- [Aim of the exercise] Tally the lines in the records underneath that contain the string "document", and state the figure by itself.

- [Information given]
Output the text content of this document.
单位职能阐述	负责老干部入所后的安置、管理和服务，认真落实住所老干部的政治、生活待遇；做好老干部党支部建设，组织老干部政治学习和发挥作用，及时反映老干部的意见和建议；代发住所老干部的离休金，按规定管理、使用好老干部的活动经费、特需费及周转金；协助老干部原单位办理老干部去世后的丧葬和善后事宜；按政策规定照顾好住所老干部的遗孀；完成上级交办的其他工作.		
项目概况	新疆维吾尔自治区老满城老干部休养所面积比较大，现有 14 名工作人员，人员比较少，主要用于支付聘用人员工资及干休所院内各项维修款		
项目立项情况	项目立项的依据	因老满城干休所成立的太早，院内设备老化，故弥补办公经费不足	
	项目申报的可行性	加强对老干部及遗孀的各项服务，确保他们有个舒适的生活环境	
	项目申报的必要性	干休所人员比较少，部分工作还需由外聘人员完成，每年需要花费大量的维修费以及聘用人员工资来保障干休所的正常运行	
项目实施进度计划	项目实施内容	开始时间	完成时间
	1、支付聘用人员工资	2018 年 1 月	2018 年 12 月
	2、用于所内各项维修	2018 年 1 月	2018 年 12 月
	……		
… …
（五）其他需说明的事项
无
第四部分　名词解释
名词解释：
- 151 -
* * *
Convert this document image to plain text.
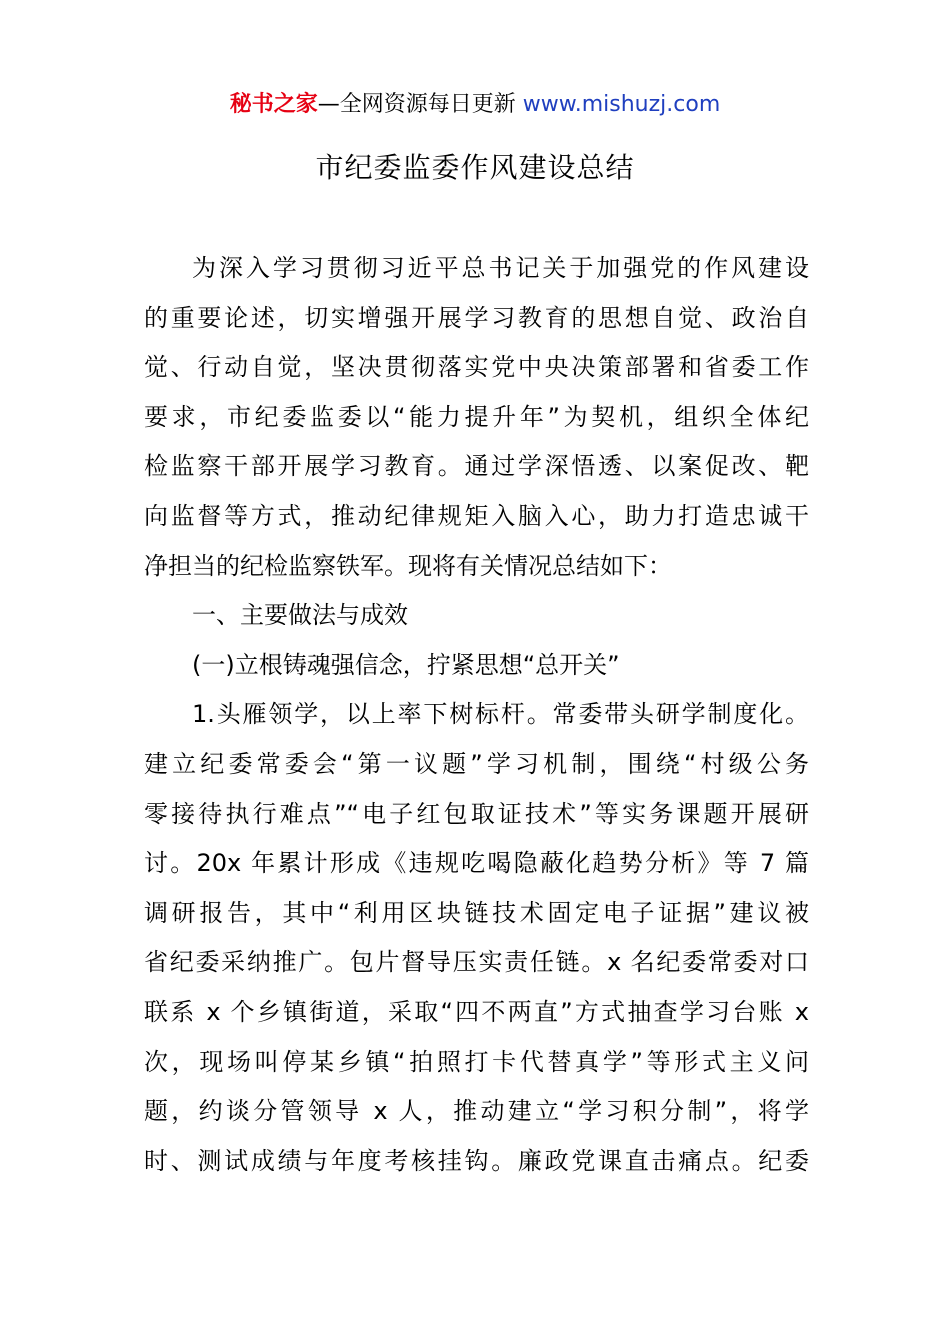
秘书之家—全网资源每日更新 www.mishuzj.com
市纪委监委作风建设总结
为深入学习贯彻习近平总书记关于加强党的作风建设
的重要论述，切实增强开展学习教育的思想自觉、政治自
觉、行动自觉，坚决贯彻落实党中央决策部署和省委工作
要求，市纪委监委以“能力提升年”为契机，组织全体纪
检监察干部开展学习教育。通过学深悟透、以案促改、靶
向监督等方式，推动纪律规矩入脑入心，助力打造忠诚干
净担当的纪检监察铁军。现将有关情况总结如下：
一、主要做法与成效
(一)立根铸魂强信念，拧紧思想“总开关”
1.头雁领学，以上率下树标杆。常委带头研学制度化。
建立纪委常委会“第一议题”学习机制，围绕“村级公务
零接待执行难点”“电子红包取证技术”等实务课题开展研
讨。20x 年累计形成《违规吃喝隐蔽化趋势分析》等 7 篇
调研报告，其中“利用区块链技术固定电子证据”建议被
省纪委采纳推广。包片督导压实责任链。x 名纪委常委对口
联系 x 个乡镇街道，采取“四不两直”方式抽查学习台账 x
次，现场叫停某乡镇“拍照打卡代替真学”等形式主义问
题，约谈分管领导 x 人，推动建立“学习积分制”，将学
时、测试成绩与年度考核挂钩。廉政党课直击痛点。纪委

- [Result for this task] 2